--- START ---

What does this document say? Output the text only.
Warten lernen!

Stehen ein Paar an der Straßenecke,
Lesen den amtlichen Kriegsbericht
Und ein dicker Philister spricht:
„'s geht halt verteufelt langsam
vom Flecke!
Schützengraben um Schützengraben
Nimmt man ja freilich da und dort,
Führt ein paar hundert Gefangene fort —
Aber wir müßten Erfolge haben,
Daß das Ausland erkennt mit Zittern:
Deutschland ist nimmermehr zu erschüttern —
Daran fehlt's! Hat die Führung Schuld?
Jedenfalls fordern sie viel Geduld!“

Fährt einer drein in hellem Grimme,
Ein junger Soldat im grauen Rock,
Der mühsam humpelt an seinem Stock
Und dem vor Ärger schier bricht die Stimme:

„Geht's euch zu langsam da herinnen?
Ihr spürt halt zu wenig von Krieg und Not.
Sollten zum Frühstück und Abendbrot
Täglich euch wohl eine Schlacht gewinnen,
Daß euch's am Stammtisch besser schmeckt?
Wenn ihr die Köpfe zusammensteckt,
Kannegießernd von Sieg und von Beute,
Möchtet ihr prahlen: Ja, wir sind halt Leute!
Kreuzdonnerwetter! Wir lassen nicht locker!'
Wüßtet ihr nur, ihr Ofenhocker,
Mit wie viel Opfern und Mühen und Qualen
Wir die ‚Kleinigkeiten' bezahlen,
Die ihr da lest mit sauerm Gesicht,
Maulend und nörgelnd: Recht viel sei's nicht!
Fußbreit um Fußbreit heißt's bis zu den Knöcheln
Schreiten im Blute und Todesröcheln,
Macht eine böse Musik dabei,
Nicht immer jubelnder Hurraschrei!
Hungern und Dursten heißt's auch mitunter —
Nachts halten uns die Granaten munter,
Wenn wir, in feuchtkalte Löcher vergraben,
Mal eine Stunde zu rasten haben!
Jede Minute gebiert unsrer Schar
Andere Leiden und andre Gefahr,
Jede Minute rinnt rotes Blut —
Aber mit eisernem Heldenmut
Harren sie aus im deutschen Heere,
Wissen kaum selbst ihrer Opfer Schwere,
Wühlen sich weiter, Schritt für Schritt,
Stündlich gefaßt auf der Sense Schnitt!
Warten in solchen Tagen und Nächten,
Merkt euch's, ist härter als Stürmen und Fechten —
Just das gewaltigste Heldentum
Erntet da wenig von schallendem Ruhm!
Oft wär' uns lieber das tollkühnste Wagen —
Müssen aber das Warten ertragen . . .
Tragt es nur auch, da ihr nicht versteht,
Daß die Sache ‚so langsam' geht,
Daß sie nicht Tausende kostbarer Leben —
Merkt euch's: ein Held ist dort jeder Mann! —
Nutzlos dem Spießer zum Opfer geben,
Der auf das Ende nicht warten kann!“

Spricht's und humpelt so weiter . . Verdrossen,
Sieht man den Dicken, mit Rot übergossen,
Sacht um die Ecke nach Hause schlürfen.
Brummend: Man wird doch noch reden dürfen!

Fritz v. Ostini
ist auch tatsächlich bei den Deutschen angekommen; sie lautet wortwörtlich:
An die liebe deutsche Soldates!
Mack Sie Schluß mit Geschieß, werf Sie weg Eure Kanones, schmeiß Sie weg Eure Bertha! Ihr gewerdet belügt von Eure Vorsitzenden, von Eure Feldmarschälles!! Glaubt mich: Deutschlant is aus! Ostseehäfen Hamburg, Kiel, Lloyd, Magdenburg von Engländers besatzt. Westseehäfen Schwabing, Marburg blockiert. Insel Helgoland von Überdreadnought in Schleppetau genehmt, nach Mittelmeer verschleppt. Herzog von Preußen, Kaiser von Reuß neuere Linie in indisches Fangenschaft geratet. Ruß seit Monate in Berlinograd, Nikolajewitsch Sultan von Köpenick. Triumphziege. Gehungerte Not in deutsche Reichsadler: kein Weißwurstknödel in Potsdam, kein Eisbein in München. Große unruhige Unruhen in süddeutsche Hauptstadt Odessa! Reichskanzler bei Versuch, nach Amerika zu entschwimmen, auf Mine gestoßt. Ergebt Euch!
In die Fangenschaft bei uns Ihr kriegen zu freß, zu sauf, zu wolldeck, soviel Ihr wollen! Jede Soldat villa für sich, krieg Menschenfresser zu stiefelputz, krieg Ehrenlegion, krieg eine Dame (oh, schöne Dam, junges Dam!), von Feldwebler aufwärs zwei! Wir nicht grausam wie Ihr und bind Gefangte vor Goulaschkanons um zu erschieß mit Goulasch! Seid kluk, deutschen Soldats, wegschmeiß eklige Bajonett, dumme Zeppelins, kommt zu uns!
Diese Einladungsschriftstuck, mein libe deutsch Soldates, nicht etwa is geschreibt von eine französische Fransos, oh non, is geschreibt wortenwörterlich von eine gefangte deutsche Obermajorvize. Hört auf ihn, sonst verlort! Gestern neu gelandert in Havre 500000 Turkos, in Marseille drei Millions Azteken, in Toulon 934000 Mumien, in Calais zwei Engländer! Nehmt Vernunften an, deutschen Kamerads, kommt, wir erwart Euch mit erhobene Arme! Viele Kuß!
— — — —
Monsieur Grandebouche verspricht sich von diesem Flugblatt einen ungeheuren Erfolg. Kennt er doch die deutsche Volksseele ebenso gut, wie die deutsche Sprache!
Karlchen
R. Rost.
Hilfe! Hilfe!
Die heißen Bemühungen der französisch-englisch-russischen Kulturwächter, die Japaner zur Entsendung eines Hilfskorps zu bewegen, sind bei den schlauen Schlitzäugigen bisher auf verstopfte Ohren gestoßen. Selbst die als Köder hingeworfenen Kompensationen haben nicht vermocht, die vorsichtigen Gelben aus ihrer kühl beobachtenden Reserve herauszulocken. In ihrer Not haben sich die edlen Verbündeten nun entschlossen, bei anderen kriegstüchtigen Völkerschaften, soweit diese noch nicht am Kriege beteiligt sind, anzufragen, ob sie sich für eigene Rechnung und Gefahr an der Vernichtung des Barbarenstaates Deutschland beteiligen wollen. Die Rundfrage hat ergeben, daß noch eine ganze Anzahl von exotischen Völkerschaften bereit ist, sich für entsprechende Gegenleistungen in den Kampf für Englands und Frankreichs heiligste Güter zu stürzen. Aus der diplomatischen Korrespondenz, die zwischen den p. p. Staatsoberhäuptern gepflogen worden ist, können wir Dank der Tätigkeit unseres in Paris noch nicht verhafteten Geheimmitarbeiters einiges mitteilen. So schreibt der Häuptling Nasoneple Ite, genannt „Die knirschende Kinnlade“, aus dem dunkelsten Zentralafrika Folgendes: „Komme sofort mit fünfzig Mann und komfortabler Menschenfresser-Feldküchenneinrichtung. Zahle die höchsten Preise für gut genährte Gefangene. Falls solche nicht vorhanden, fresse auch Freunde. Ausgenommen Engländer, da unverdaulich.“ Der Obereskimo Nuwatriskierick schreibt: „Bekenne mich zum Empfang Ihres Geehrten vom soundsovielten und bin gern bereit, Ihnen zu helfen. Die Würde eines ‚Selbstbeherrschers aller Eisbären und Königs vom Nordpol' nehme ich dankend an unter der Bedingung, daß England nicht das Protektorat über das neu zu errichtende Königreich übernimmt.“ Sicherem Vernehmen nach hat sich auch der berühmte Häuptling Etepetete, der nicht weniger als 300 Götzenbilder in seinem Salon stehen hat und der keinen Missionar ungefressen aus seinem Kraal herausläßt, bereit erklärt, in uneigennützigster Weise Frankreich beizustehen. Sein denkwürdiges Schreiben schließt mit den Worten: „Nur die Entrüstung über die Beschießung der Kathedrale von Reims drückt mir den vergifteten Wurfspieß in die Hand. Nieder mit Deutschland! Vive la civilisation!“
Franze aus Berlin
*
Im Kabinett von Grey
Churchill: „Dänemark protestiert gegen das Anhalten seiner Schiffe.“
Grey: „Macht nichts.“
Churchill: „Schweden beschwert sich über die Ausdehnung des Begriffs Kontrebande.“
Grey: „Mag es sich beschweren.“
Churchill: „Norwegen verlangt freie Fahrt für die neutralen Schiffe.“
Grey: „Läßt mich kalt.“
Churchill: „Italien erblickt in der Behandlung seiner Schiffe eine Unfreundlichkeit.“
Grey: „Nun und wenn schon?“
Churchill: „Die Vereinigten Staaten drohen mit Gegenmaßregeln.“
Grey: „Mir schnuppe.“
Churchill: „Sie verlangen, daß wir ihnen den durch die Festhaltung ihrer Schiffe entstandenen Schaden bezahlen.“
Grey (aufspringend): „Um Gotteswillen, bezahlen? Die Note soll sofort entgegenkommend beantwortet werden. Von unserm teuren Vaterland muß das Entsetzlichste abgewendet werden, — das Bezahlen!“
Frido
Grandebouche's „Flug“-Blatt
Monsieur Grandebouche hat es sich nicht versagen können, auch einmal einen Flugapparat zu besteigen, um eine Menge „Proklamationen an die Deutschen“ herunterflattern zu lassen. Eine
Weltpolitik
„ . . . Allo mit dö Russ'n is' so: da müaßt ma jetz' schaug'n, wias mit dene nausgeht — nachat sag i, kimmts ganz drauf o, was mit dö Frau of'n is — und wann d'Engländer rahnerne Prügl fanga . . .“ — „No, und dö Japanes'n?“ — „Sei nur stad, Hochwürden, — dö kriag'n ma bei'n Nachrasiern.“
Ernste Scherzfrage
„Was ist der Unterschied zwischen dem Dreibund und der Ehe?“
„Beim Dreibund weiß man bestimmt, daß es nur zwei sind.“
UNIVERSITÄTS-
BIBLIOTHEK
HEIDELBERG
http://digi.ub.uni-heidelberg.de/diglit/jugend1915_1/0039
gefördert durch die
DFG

--- END ---

What is required. Each line of the listing that includes the word "Grey" counts once; give the total as a single number.

Answer section. 7